[Records from a collection of figures]
⟨

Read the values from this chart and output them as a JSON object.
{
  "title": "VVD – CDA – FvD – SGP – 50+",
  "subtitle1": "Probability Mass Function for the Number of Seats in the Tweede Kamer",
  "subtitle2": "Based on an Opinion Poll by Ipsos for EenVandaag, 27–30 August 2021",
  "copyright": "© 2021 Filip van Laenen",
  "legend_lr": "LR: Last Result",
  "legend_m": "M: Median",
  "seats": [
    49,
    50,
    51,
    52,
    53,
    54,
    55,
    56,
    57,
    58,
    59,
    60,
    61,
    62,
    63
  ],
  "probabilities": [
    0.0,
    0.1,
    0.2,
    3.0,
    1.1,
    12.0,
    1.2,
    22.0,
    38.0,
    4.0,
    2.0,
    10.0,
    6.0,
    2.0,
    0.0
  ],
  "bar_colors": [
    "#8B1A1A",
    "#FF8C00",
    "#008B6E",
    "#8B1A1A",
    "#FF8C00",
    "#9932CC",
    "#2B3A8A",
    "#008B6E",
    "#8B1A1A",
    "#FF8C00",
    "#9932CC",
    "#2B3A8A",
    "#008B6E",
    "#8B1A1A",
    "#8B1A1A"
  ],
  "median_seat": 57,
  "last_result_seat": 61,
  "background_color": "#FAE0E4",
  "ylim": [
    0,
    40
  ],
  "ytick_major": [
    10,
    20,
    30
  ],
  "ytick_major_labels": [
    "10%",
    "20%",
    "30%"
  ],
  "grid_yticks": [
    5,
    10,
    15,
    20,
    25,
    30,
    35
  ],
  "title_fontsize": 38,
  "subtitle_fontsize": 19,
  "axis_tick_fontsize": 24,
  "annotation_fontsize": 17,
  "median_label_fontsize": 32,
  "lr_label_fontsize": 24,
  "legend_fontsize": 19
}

⟩
⟨

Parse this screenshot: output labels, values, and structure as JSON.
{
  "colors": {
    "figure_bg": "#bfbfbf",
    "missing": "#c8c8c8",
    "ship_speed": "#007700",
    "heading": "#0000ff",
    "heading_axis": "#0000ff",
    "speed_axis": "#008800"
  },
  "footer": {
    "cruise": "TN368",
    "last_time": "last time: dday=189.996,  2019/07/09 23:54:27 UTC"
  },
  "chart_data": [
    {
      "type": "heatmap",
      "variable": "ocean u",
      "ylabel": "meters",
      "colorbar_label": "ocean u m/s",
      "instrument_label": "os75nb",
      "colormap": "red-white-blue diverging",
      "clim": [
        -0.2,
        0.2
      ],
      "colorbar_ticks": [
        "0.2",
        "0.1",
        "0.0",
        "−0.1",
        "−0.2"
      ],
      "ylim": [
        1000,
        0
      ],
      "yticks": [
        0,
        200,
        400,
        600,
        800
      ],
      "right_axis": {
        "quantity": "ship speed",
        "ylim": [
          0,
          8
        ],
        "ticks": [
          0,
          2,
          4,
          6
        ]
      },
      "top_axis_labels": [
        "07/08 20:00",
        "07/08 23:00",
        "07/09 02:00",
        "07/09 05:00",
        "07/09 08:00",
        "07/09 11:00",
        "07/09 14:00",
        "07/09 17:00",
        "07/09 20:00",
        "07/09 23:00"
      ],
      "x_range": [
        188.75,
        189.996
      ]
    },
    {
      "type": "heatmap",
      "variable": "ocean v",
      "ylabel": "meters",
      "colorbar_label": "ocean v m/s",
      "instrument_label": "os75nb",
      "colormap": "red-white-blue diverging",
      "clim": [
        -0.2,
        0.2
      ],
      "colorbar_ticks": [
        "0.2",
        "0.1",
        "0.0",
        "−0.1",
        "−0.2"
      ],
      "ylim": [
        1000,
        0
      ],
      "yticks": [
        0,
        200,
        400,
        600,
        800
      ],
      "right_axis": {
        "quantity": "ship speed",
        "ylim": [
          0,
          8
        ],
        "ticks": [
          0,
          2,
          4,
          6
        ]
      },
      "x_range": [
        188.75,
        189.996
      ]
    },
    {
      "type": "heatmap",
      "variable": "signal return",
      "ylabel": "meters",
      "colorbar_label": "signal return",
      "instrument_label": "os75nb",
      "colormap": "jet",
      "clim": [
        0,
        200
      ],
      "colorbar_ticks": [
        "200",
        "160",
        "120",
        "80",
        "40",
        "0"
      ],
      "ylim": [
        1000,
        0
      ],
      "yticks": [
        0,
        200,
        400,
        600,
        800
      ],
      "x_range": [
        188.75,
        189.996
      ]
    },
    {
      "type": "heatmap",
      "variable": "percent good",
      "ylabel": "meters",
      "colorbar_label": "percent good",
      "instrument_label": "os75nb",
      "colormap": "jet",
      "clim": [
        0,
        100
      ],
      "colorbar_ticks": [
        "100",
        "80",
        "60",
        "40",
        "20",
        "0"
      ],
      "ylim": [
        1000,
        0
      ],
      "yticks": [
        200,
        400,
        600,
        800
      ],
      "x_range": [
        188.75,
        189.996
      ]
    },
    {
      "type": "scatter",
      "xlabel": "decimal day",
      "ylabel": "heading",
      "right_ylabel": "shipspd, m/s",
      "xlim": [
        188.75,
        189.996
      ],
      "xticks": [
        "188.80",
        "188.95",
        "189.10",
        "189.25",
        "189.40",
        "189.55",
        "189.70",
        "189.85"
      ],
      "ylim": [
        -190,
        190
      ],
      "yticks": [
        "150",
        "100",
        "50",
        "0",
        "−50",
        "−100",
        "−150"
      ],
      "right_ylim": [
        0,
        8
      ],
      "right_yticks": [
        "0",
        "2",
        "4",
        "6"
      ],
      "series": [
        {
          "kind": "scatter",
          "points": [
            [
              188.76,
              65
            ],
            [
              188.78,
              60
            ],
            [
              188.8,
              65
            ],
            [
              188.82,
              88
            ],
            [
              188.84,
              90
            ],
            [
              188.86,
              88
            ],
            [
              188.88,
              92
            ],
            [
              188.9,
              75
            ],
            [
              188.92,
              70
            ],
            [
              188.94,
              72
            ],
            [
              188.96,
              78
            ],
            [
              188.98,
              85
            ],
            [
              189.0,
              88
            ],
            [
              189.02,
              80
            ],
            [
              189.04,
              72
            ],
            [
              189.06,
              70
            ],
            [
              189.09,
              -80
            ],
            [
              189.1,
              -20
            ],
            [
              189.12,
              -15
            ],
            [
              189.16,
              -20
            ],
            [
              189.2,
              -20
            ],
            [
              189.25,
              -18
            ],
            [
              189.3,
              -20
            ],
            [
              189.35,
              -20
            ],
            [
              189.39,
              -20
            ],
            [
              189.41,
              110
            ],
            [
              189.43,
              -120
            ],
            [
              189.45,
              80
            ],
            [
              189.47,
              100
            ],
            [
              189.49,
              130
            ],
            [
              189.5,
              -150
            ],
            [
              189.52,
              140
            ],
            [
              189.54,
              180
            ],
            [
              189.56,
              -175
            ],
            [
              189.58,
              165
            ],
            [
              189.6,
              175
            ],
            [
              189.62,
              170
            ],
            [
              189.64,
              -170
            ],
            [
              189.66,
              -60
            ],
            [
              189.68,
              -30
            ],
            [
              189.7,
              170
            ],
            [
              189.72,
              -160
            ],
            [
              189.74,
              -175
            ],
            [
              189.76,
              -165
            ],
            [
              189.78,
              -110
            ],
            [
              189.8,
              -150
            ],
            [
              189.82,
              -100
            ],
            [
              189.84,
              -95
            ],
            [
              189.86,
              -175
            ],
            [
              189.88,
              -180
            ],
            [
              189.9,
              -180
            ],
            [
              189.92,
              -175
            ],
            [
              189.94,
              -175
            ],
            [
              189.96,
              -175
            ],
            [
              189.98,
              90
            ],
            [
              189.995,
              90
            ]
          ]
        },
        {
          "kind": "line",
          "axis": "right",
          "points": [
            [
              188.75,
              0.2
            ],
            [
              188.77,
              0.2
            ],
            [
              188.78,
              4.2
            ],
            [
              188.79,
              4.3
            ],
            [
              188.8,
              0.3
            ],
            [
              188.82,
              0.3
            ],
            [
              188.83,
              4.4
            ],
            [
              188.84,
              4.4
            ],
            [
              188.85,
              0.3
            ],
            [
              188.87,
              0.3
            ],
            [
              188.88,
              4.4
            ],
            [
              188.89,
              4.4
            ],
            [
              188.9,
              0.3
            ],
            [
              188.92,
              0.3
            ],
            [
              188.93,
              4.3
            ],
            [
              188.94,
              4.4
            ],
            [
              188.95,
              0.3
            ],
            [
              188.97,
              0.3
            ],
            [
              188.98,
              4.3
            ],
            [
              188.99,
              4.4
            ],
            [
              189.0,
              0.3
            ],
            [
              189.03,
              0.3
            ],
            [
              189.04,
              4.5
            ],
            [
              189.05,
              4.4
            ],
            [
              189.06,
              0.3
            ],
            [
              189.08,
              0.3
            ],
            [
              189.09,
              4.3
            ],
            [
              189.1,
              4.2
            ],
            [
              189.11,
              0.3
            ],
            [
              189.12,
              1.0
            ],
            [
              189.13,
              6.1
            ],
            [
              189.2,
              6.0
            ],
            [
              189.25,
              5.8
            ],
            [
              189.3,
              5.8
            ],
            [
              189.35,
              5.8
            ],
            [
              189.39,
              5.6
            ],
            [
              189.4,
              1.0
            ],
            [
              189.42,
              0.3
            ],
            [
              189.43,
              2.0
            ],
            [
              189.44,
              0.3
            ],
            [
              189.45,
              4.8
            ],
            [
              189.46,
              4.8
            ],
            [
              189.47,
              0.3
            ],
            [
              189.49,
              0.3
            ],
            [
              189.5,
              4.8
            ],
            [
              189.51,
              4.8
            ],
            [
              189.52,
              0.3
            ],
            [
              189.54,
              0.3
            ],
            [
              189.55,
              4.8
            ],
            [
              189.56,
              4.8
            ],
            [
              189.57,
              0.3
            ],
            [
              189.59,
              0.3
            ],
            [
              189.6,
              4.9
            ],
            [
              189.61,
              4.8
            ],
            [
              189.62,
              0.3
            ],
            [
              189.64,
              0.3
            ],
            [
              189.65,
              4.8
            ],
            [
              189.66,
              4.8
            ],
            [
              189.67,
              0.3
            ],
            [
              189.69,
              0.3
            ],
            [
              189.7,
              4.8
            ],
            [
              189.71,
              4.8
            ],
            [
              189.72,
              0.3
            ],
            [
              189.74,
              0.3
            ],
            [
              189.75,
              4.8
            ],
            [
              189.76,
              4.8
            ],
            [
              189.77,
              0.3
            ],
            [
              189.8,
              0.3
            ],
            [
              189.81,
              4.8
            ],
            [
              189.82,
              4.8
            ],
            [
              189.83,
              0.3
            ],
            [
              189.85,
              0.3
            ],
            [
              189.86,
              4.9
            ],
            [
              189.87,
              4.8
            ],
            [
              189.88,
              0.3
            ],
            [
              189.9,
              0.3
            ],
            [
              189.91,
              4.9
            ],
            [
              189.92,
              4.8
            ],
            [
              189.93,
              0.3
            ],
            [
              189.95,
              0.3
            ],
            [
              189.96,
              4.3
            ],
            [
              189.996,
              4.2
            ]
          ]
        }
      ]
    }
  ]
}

⟩
⟨

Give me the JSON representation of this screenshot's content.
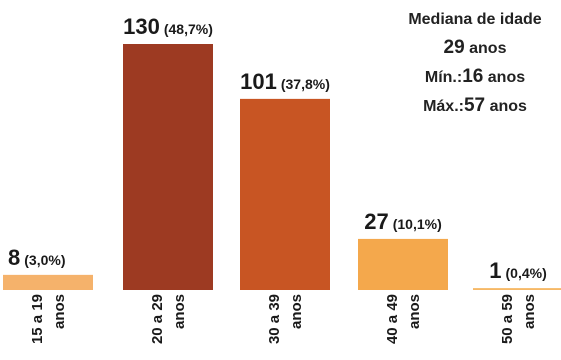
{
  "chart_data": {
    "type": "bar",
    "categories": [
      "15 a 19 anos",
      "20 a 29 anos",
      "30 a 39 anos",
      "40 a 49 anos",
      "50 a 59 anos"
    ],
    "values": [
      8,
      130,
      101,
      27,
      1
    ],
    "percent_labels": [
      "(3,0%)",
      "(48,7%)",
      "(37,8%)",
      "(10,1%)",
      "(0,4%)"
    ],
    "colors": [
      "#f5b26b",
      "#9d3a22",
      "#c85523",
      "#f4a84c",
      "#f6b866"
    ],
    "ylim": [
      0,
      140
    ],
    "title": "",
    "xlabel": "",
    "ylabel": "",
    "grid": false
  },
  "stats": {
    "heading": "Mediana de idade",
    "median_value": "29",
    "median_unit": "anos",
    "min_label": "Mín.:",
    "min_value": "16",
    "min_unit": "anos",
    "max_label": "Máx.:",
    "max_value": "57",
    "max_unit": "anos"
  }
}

⟩

__Exercise__: Where a line holds "variable", copy that line.

__Answer to the exercise__:
      "variable": "ocean u",
      "variable": "ocean v",
      "variable": "signal return",
      "variable": "percent good",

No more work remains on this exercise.